# PROBLEM TO SOLVE
Write the data out again, exactly as given.

▬▬▬▬▬▬

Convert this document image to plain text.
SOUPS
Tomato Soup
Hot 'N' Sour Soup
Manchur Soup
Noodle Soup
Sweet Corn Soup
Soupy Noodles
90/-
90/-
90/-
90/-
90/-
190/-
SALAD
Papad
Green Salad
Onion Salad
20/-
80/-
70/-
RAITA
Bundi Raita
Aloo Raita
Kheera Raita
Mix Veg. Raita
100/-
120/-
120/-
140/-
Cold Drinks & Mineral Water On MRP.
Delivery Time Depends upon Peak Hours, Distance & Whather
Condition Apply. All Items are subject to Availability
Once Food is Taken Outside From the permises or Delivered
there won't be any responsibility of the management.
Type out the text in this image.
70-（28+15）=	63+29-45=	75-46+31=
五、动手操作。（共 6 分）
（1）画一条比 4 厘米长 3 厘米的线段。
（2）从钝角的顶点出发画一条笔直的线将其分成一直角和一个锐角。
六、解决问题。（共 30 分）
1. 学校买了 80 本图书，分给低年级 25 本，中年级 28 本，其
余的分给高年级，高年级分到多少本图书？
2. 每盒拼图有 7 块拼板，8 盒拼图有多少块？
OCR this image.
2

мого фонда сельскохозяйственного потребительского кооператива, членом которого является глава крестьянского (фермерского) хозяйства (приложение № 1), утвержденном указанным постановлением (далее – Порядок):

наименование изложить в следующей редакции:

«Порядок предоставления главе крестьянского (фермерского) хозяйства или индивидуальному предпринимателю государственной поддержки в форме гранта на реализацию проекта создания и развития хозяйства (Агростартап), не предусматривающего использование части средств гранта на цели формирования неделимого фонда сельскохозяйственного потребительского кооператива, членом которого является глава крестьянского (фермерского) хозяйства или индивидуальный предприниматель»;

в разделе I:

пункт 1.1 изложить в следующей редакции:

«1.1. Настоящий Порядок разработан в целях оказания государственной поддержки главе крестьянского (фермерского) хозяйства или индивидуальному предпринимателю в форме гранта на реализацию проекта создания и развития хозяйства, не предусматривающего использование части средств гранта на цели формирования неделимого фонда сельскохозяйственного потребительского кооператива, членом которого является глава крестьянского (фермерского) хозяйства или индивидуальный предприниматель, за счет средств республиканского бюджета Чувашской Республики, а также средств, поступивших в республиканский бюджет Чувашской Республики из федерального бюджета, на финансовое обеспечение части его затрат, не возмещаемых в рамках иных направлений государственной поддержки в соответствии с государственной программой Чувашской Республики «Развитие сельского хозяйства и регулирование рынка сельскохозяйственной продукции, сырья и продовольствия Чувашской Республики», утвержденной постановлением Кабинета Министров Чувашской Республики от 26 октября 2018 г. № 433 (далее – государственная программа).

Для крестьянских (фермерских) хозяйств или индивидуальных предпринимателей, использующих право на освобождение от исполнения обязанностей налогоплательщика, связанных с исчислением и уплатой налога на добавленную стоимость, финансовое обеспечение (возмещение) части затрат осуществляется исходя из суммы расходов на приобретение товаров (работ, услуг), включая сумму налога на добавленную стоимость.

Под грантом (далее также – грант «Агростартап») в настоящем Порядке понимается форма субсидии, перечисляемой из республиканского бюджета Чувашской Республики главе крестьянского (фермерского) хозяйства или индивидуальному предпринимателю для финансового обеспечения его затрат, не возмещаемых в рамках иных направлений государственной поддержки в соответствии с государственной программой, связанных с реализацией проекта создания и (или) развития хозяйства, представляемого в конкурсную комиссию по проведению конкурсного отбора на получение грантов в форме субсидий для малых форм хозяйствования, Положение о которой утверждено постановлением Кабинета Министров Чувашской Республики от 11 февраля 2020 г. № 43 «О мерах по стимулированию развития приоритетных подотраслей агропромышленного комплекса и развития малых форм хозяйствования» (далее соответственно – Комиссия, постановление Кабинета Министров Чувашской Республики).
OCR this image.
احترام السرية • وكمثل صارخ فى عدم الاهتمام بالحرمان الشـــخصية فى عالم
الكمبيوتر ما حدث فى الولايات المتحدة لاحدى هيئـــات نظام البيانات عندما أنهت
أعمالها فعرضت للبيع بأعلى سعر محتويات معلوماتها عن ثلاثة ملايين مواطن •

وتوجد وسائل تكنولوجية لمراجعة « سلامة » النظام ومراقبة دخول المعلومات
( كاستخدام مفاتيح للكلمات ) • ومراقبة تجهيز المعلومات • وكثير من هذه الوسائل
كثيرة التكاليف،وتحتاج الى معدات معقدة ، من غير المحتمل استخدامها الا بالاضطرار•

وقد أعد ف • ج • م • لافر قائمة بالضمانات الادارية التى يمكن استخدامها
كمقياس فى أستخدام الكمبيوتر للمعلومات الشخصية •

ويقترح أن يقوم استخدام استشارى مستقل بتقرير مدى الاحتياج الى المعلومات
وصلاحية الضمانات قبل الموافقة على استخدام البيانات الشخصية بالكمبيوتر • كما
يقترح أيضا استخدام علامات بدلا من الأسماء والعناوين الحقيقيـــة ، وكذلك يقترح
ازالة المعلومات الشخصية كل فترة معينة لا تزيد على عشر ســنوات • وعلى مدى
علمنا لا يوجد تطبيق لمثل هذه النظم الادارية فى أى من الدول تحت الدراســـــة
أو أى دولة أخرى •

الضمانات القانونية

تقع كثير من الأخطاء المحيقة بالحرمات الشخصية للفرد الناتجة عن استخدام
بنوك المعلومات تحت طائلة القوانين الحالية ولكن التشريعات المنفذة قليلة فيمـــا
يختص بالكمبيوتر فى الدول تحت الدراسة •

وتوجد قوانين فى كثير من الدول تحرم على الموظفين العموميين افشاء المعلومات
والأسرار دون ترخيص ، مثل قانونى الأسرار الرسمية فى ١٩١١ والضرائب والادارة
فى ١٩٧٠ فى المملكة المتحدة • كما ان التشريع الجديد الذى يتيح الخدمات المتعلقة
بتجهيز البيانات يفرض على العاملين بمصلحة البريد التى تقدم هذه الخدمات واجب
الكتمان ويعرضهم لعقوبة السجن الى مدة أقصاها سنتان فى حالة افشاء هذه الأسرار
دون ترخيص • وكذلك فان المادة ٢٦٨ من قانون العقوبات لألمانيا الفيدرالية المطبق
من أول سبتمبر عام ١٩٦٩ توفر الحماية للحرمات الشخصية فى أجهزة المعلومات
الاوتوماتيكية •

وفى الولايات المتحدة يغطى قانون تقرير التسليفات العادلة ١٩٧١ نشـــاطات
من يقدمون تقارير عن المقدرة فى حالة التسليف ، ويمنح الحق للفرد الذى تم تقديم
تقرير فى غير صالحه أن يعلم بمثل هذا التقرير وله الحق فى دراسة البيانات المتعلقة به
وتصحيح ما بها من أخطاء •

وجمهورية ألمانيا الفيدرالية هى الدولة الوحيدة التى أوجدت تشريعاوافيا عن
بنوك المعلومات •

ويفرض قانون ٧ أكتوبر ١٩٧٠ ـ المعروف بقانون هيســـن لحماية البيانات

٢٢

▬▬▬▬▬▬

# OUTPUT OF THE EXERCISE
Convert this document image to plain text.
SOUPS
Tomato Soup
Hot 'N' Sour Soup
Manchur Soup
Noodle Soup
Sweet Corn Soup
Soupy Noodles
90/-
90/-
90/-
90/-
90/-
190/-
SALAD
Papad
Green Salad
Onion Salad
20/-
80/-
70/-
RAITA
Bundi Raita
Aloo Raita
Kheera Raita
Mix Veg. Raita
100/-
120/-
120/-
140/-
Cold Drinks & Mineral Water On MRP.
Delivery Time Depends upon Peak Hours, Distance & Whather
Condition Apply. All Items are subject to Availability
Once Food is Taken Outside From the permises or Delivered
there won't be any responsibility of the management.
Type out the text in this image.
70-（28+15）=	63+29-45=	75-46+31=
五、动手操作。（共 6 分）
（1）画一条比 4 厘米长 3 厘米的线段。
（2）从钝角的顶点出发画一条笔直的线将其分成一直角和一个锐角。
六、解决问题。（共 30 分）
1. 学校买了 80 本图书，分给低年级 25 本，中年级 28 本，其
余的分给高年级，高年级分到多少本图书？
2. 每盒拼图有 7 块拼板，8 盒拼图有多少块？
OCR this image.
2

мого фонда сельскохозяйственного потребительского кооператива, членом которого является глава крестьянского (фермерского) хозяйства (приложение № 1), утвержденном указанным постановлением (далее – Порядок):

наименование изложить в следующей редакции:

«Порядок предоставления главе крестьянского (фермерского) хозяйства или индивидуальному предпринимателю государственной поддержки в форме гранта на реализацию проекта создания и развития хозяйства (Агростартап), не предусматривающего использование части средств гранта на цели формирования неделимого фонда сельскохозяйственного потребительского кооператива, членом которого является глава крестьянского (фермерского) хозяйства или индивидуальный предприниматель»;

в разделе I:

пункт 1.1 изложить в следующей редакции:

«1.1. Настоящий Порядок разработан в целях оказания государственной поддержки главе крестьянского (фермерского) хозяйства или индивидуальному предпринимателю в форме гранта на реализацию проекта создания и развития хозяйства, не предусматривающего использование части средств гранта на цели формирования неделимого фонда сельскохозяйственного потребительского кооператива, членом которого является глава крестьянского (фермерского) хозяйства или индивидуальный предприниматель, за счет средств республиканского бюджета Чувашской Республики, а также средств, поступивших в республиканский бюджет Чувашской Республики из федерального бюджета, на финансовое обеспечение части его затрат, не возмещаемых в рамках иных направлений государственной поддержки в соответствии с государственной программой Чувашской Республики «Развитие сельского хозяйства и регулирование рынка сельскохозяйственной продукции, сырья и продовольствия Чувашской Республики», утвержденной постановлением Кабинета Министров Чувашской Республики от 26 октября 2018 г. № 433 (далее – государственная программа).

Для крестьянских (фермерских) хозяйств или индивидуальных предпринимателей, использующих право на освобождение от исполнения обязанностей налогоплательщика, связанных с исчислением и уплатой налога на добавленную стоимость, финансовое обеспечение (возмещение) части затрат осуществляется исходя из суммы расходов на приобретение товаров (работ, услуг), включая сумму налога на добавленную стоимость.

Под грантом (далее также – грант «Агростартап») в настоящем Порядке понимается форма субсидии, перечисляемой из республиканского бюджета Чувашской Республики главе крестьянского (фермерского) хозяйства или индивидуальному предпринимателю для финансового обеспечения его затрат, не возмещаемых в рамках иных направлений государственной поддержки в соответствии с государственной программой, связанных с реализацией проекта создания и (или) развития хозяйства, представляемого в конкурсную комиссию по проведению конкурсного отбора на получение грантов в форме субсидий для малых форм хозяйствования, Положение о которой утверждено постановлением Кабинета Министров Чувашской Республики от 11 февраля 2020 г. № 43 «О мерах по стимулированию развития приоритетных подотраслей агропромышленного комплекса и развития малых форм хозяйствования» (далее соответственно – Комиссия, постановление Кабинета Министров Чувашской Республики).
OCR this image.
احترام السرية • وكمثل صارخ فى عدم الاهتمام بالحرمان الشـــخصية فى عالم
الكمبيوتر ما حدث فى الولايات المتحدة لاحدى هيئـــات نظام البيانات عندما أنهت
أعمالها فعرضت للبيع بأعلى سعر محتويات معلوماتها عن ثلاثة ملايين مواطن •

وتوجد وسائل تكنولوجية لمراجعة « سلامة » النظام ومراقبة دخول المعلومات
( كاستخدام مفاتيح للكلمات ) • ومراقبة تجهيز المعلومات • وكثير من هذه الوسائل
كثيرة التكاليف،وتحتاج الى معدات معقدة ، من غير المحتمل استخدامها الا بالاضطرار•

وقد أعد ف • ج • م • لافر قائمة بالضمانات الادارية التى يمكن استخدامها
كمقياس فى أستخدام الكمبيوتر للمعلومات الشخصية •

ويقترح أن يقوم استخدام استشارى مستقل بتقرير مدى الاحتياج الى المعلومات
وصلاحية الضمانات قبل الموافقة على استخدام البيانات الشخصية بالكمبيوتر • كما
يقترح أيضا استخدام علامات بدلا من الأسماء والعناوين الحقيقيـــة ، وكذلك يقترح
ازالة المعلومات الشخصية كل فترة معينة لا تزيد على عشر ســنوات • وعلى مدى
علمنا لا يوجد تطبيق لمثل هذه النظم الادارية فى أى من الدول تحت الدراســـــة
أو أى دولة أخرى •

الضمانات القانونية

تقع كثير من الأخطاء المحيقة بالحرمات الشخصية للفرد الناتجة عن استخدام
بنوك المعلومات تحت طائلة القوانين الحالية ولكن التشريعات المنفذة قليلة فيمـــا
يختص بالكمبيوتر فى الدول تحت الدراسة •

وتوجد قوانين فى كثير من الدول تحرم على الموظفين العموميين افشاء المعلومات
والأسرار دون ترخيص ، مثل قانونى الأسرار الرسمية فى ١٩١١ والضرائب والادارة
فى ١٩٧٠ فى المملكة المتحدة • كما ان التشريع الجديد الذى يتيح الخدمات المتعلقة
بتجهيز البيانات يفرض على العاملين بمصلحة البريد التى تقدم هذه الخدمات واجب
الكتمان ويعرضهم لعقوبة السجن الى مدة أقصاها سنتان فى حالة افشاء هذه الأسرار
دون ترخيص • وكذلك فان المادة ٢٦٨ من قانون العقوبات لألمانيا الفيدرالية المطبق
من أول سبتمبر عام ١٩٦٩ توفر الحماية للحرمات الشخصية فى أجهزة المعلومات
الاوتوماتيكية •

وفى الولايات المتحدة يغطى قانون تقرير التسليفات العادلة ١٩٧١ نشـــاطات
من يقدمون تقارير عن المقدرة فى حالة التسليف ، ويمنح الحق للفرد الذى تم تقديم
تقرير فى غير صالحه أن يعلم بمثل هذا التقرير وله الحق فى دراسة البيانات المتعلقة به
وتصحيح ما بها من أخطاء •

وجمهورية ألمانيا الفيدرالية هى الدولة الوحيدة التى أوجدت تشريعاوافيا عن
بنوك المعلومات •

ويفرض قانون ٧ أكتوبر ١٩٧٠ ـ المعروف بقانون هيســـن لحماية البيانات

٢٢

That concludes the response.